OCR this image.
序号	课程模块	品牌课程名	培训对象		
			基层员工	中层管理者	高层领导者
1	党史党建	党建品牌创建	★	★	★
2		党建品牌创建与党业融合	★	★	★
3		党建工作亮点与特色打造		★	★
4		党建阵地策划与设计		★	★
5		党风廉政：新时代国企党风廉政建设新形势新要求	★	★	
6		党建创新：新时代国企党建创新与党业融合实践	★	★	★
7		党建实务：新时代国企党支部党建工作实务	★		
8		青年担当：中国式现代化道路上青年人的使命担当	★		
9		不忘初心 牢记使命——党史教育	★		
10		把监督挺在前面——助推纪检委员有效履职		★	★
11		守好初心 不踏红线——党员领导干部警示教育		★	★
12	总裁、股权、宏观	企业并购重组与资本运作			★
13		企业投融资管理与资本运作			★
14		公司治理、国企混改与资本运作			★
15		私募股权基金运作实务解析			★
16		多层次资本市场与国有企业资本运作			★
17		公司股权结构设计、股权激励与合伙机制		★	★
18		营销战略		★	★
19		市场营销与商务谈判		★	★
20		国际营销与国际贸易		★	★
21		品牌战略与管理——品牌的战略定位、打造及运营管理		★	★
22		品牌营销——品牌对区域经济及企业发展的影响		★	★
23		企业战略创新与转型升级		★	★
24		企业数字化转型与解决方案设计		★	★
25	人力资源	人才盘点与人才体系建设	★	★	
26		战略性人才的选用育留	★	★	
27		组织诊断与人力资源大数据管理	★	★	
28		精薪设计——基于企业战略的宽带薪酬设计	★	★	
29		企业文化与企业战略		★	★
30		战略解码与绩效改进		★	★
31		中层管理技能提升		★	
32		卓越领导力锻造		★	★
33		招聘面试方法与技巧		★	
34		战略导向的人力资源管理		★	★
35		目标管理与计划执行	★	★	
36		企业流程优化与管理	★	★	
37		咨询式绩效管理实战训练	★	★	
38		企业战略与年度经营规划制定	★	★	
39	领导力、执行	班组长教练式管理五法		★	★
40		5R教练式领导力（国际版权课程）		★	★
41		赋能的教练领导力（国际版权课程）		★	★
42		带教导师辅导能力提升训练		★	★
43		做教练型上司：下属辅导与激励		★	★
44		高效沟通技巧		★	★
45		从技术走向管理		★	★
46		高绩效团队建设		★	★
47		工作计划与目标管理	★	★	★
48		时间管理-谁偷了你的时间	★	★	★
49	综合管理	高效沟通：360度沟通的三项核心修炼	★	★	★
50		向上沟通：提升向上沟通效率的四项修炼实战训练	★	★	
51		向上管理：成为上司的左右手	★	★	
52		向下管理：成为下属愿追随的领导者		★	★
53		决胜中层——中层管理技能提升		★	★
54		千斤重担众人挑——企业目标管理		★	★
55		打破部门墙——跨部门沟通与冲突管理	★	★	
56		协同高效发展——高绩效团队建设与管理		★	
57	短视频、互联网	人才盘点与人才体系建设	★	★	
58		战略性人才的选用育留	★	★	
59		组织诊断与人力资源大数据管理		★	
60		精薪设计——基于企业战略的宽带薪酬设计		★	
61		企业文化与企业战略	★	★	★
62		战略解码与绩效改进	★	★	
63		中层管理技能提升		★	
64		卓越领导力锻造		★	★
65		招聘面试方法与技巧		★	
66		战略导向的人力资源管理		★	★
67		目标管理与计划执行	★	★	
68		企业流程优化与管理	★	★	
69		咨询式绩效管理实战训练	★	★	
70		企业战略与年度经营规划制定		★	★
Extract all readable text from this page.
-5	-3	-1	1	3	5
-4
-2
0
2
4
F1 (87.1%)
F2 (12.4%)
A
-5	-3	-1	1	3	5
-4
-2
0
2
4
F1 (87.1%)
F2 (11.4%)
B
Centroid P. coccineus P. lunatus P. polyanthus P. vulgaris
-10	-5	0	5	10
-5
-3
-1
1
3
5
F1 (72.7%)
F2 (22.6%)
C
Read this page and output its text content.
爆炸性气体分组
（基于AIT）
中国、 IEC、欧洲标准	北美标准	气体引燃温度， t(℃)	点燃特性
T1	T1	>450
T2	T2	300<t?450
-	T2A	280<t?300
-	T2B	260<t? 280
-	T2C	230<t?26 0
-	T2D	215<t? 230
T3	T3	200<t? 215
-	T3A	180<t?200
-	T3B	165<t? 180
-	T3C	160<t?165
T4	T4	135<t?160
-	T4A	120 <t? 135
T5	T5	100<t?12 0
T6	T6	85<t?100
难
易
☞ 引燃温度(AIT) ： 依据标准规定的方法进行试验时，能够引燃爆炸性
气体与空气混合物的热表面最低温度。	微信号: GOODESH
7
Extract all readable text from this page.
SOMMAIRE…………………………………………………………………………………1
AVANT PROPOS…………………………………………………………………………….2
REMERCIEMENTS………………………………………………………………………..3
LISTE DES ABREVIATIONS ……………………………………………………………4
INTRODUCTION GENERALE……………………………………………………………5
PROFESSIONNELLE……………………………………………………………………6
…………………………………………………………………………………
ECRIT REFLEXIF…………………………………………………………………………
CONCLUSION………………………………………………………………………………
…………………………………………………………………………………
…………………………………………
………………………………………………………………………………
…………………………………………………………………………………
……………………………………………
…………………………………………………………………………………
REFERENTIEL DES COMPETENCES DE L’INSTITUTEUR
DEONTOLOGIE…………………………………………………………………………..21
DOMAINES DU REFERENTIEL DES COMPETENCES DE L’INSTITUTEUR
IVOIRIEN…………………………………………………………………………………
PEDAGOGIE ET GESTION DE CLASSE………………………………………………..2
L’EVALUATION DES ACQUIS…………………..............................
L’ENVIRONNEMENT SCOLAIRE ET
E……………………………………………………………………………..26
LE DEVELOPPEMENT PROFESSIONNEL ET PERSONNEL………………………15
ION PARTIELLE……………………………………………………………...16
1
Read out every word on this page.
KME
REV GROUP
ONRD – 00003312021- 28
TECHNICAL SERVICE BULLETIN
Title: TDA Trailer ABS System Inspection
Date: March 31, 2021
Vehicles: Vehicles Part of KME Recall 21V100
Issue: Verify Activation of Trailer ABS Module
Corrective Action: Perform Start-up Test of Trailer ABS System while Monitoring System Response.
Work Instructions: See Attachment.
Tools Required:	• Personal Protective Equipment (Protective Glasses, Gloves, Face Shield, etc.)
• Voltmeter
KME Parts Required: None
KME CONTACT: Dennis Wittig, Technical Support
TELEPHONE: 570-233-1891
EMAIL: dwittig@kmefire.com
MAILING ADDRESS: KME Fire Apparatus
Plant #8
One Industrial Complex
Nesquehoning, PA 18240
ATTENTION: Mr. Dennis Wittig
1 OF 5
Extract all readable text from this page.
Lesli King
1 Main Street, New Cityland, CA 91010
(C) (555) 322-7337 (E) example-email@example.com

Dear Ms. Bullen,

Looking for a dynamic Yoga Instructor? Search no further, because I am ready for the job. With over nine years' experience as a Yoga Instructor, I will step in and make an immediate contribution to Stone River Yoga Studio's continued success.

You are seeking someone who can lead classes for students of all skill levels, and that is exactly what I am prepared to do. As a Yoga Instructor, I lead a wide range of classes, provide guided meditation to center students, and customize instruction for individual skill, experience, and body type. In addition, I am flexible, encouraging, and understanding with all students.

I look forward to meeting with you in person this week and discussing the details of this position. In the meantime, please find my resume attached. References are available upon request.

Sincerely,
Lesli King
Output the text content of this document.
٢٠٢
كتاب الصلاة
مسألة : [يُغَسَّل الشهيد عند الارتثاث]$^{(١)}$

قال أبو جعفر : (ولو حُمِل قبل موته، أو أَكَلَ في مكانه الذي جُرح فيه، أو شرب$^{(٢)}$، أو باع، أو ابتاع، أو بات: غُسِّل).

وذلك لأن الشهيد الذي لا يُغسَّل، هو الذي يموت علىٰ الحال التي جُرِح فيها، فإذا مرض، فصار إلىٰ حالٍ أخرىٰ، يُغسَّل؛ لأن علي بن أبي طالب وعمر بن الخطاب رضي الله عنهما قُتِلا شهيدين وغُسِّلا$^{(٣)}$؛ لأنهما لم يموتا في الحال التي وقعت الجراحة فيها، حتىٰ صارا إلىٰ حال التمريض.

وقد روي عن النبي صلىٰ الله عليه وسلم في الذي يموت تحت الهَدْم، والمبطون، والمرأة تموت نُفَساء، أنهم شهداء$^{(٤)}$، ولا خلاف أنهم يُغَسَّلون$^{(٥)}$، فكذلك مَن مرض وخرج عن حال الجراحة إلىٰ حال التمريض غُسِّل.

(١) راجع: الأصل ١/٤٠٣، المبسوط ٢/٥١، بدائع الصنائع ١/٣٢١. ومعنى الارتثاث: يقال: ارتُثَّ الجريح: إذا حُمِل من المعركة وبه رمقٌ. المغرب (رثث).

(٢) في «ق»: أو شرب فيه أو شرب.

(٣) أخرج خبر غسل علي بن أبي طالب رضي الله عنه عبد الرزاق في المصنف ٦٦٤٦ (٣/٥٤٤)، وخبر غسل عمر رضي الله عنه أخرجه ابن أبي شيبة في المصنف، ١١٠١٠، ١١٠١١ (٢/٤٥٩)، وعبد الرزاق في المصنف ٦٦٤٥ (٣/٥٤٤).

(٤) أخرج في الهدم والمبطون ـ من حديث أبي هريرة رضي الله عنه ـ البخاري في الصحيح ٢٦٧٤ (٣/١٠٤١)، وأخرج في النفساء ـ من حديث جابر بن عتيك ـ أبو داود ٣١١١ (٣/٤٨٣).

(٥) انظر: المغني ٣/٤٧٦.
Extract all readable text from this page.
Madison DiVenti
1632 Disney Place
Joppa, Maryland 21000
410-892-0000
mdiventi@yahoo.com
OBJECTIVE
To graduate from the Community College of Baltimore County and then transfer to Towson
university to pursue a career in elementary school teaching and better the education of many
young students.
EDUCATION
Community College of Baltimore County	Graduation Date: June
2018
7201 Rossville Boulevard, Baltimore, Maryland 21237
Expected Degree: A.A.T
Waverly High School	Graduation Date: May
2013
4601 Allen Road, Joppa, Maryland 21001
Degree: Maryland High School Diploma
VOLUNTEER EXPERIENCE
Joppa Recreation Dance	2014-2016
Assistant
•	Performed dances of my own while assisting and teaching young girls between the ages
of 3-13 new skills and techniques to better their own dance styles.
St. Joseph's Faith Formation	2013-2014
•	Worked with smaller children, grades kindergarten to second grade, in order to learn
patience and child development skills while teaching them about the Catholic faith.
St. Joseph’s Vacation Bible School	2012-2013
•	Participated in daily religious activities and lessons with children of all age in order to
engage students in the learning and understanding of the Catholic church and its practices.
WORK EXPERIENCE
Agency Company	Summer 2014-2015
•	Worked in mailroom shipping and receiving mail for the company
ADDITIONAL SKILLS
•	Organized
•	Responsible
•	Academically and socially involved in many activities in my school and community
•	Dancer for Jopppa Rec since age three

+---+

> What to do
Locate the word "الجراحة" in the records and collect each line it appears in.

> Output of the task
وذلك لأن الشهيد الذي لا يُغسَّل، هو الذي يموت علىٰ الحال التي جُرِح فيها، فإذا مرض، فصار إلىٰ حالٍ أخرىٰ، يُغسَّل؛ لأن علي بن أبي طالب وعمر بن الخطاب رضي الله عنهما قُتِلا شهيدين وغُسِّلا$^{(٣)}$؛ لأنهما لم يموتا في الحال التي وقعت الجراحة فيها، حتىٰ صارا إلىٰ حال التمريض.
وقد روي عن النبي صلىٰ الله عليه وسلم في الذي يموت تحت الهَدْم، والمبطون، والمرأة تموت نُفَساء، أنهم شهداء$^{(٤)}$، ولا خلاف أنهم يُغَسَّلون$^{(٥)}$، فكذلك مَن مرض وخرج عن حال الجراحة إلىٰ حال التمريض غُسِّل.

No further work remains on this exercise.